→ **INSTRUCTIONS TO FOLLOW**
Copy the data word for word, keeping every line.
— Start of LISTING —
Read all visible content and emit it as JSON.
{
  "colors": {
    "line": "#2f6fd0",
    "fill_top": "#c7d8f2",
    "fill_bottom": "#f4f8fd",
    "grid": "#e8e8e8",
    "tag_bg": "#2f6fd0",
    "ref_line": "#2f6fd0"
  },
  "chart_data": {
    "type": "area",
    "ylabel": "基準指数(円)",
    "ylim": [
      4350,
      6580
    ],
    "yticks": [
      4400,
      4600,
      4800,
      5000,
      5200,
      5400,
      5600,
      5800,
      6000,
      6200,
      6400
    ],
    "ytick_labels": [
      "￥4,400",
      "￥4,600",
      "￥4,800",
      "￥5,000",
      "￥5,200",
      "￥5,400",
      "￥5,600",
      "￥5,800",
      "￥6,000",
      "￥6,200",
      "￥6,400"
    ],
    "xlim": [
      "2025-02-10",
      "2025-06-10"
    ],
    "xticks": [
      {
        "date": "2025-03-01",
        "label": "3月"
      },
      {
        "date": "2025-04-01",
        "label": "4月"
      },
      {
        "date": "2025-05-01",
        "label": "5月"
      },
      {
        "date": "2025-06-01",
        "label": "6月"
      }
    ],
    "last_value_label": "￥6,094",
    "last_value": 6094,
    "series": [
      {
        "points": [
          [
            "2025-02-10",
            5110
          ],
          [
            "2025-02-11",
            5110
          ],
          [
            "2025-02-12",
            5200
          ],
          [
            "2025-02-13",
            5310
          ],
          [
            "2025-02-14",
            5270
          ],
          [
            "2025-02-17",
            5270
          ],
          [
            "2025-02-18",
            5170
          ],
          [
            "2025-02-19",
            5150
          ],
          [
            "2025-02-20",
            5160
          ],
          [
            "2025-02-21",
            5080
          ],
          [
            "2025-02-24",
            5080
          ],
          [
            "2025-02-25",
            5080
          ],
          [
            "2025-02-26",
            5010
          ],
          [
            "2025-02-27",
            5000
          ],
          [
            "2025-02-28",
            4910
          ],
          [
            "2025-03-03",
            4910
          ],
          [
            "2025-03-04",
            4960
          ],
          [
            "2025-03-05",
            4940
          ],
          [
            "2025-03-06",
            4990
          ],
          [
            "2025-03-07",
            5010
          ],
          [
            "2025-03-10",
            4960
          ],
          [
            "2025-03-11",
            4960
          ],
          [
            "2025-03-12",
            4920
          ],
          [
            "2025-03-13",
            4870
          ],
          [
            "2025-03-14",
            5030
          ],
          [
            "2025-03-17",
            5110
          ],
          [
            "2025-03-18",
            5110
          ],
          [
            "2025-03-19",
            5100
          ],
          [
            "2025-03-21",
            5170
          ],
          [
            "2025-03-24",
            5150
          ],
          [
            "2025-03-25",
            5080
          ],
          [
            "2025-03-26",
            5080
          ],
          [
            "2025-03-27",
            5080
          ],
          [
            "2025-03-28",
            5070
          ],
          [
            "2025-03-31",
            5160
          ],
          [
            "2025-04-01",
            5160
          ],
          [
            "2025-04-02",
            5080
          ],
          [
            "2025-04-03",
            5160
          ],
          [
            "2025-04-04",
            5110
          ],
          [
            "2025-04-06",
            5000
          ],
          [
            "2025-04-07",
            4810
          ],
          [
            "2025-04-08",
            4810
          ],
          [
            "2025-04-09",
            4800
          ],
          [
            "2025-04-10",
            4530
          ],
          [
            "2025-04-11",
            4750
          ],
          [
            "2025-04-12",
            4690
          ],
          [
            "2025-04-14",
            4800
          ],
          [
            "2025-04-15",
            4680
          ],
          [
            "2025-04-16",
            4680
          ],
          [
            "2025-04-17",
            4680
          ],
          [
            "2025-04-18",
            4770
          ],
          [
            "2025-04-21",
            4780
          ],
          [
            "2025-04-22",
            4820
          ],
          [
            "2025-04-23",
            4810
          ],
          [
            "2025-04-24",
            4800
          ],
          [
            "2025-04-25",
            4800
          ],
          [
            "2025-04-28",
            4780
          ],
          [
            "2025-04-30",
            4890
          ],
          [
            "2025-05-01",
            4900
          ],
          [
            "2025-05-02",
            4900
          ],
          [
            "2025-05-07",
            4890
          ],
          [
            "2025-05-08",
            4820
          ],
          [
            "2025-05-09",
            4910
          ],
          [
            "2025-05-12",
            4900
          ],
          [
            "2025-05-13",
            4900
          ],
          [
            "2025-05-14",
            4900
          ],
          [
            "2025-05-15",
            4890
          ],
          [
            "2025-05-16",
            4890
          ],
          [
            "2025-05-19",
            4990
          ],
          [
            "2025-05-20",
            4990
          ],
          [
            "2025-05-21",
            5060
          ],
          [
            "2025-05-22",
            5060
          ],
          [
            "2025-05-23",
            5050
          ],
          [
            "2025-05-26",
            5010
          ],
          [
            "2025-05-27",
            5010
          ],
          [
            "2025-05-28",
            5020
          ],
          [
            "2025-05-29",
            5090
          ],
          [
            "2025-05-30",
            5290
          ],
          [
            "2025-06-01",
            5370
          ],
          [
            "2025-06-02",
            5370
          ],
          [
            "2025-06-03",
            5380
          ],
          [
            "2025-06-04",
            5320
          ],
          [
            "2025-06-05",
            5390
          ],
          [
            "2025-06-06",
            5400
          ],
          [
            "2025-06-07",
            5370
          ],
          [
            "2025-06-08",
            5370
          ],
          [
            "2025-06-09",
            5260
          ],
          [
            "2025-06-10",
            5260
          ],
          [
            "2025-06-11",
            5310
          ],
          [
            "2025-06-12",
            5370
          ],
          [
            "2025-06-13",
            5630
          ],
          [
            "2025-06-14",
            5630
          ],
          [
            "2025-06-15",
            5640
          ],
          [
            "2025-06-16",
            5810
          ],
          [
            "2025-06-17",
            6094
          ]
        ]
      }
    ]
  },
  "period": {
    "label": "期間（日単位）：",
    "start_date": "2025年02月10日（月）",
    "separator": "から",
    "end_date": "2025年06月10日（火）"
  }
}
— End of LISTING —
→ **ANSWER TO THIS PROBLEM**
Read all visible content and emit it as JSON.
{
  "colors": {
    "line": "#2f6fd0",
    "fill_top": "#c7d8f2",
    "fill_bottom": "#f4f8fd",
    "grid": "#e8e8e8",
    "tag_bg": "#2f6fd0",
    "ref_line": "#2f6fd0"
  },
  "chart_data": {
    "type": "area",
    "ylabel": "基準指数(円)",
    "ylim": [
      4350,
      6580
    ],
    "yticks": [
      4400,
      4600,
      4800,
      5000,
      5200,
      5400,
      5600,
      5800,
      6000,
      6200,
      6400
    ],
    "ytick_labels": [
      "￥4,400",
      "￥4,600",
      "￥4,800",
      "￥5,000",
      "￥5,200",
      "￥5,400",
      "￥5,600",
      "￥5,800",
      "￥6,000",
      "￥6,200",
      "￥6,400"
    ],
    "xlim": [
      "2025-02-10",
      "2025-06-10"
    ],
    "xticks": [
      {
        "date": "2025-03-01",
        "label": "3月"
      },
      {
        "date": "2025-04-01",
        "label": "4月"
      },
      {
        "date": "2025-05-01",
        "label": "5月"
      },
      {
        "date": "2025-06-01",
        "label": "6月"
      }
    ],
    "last_value_label": "￥6,094",
    "last_value": 6094,
    "series": [
      {
        "points": [
          [
            "2025-02-10",
            5110
          ],
          [
            "2025-02-11",
            5110
          ],
          [
            "2025-02-12",
            5200
          ],
          [
            "2025-02-13",
            5310
          ],
          [
            "2025-02-14",
            5270
          ],
          [
            "2025-02-17",
            5270
          ],
          [
            "2025-02-18",
            5170
          ],
          [
            "2025-02-19",
            5150
          ],
          [
            "2025-02-20",
            5160
          ],
          [
            "2025-02-21",
            5080
          ],
          [
            "2025-02-24",
            5080
          ],
          [
            "2025-02-25",
            5080
          ],
          [
            "2025-02-26",
            5010
          ],
          [
            "2025-02-27",
            5000
          ],
          [
            "2025-02-28",
            4910
          ],
          [
            "2025-03-03",
            4910
          ],
          [
            "2025-03-04",
            4960
          ],
          [
            "2025-03-05",
            4940
          ],
          [
            "2025-03-06",
            4990
          ],
          [
            "2025-03-07",
            5010
          ],
          [
            "2025-03-10",
            4960
          ],
          [
            "2025-03-11",
            4960
          ],
          [
            "2025-03-12",
            4920
          ],
          [
            "2025-03-13",
            4870
          ],
          [
            "2025-03-14",
            5030
          ],
          [
            "2025-03-17",
            5110
          ],
          [
            "2025-03-18",
            5110
          ],
          [
            "2025-03-19",
            5100
          ],
          [
            "2025-03-21",
            5170
          ],
          [
            "2025-03-24",
            5150
          ],
          [
            "2025-03-25",
            5080
          ],
          [
            "2025-03-26",
            5080
          ],
          [
            "2025-03-27",
            5080
          ],
          [
            "2025-03-28",
            5070
          ],
          [
            "2025-03-31",
            5160
          ],
          [
            "2025-04-01",
            5160
          ],
          [
            "2025-04-02",
            5080
          ],
          [
            "2025-04-03",
            5160
          ],
          [
            "2025-04-04",
            5110
          ],
          [
            "2025-04-06",
            5000
          ],
          [
            "2025-04-07",
            4810
          ],
          [
            "2025-04-08",
            4810
          ],
          [
            "2025-04-09",
            4800
          ],
          [
            "2025-04-10",
            4530
          ],
          [
            "2025-04-11",
            4750
          ],
          [
            "2025-04-12",
            4690
          ],
          [
            "2025-04-14",
            4800
          ],
          [
            "2025-04-15",
            4680
          ],
          [
            "2025-04-16",
            4680
          ],
          [
            "2025-04-17",
            4680
          ],
          [
            "2025-04-18",
            4770
          ],
          [
            "2025-04-21",
            4780
          ],
          [
            "2025-04-22",
            4820
          ],
          [
            "2025-04-23",
            4810
          ],
          [
            "2025-04-24",
            4800
          ],
          [
            "2025-04-25",
            4800
          ],
          [
            "2025-04-28",
            4780
          ],
          [
            "2025-04-30",
            4890
          ],
          [
            "2025-05-01",
            4900
          ],
          [
            "2025-05-02",
            4900
          ],
          [
            "2025-05-07",
            4890
          ],
          [
            "2025-05-08",
            4820
          ],
          [
            "2025-05-09",
            4910
          ],
          [
            "2025-05-12",
            4900
          ],
          [
            "2025-05-13",
            4900
          ],
          [
            "2025-05-14",
            4900
          ],
          [
            "2025-05-15",
            4890
          ],
          [
            "2025-05-16",
            4890
          ],
          [
            "2025-05-19",
            4990
          ],
          [
            "2025-05-20",
            4990
          ],
          [
            "2025-05-21",
            5060
          ],
          [
            "2025-05-22",
            5060
          ],
          [
            "2025-05-23",
            5050
          ],
          [
            "2025-05-26",
            5010
          ],
          [
            "2025-05-27",
            5010
          ],
          [
            "2025-05-28",
            5020
          ],
          [
            "2025-05-29",
            5090
          ],
          [
            "2025-05-30",
            5290
          ],
          [
            "2025-06-01",
            5370
          ],
          [
            "2025-06-02",
            5370
          ],
          [
            "2025-06-03",
            5380
          ],
          [
            "2025-06-04",
            5320
          ],
          [
            "2025-06-05",
            5390
          ],
          [
            "2025-06-06",
            5400
          ],
          [
            "2025-06-07",
            5370
          ],
          [
            "2025-06-08",
            5370
          ],
          [
            "2025-06-09",
            5260
          ],
          [
            "2025-06-10",
            5260
          ],
          [
            "2025-06-11",
            5310
          ],
          [
            "2025-06-12",
            5370
          ],
          [
            "2025-06-13",
            5630
          ],
          [
            "2025-06-14",
            5630
          ],
          [
            "2025-06-15",
            5640
          ],
          [
            "2025-06-16",
            5810
          ],
          [
            "2025-06-17",
            6094
          ]
        ]
      }
    ]
  },
  "period": {
    "label": "期間（日単位）：",
    "start_date": "2025年02月10日（月）",
    "separator": "から",
    "end_date": "2025年06月10日（火）"
  }
}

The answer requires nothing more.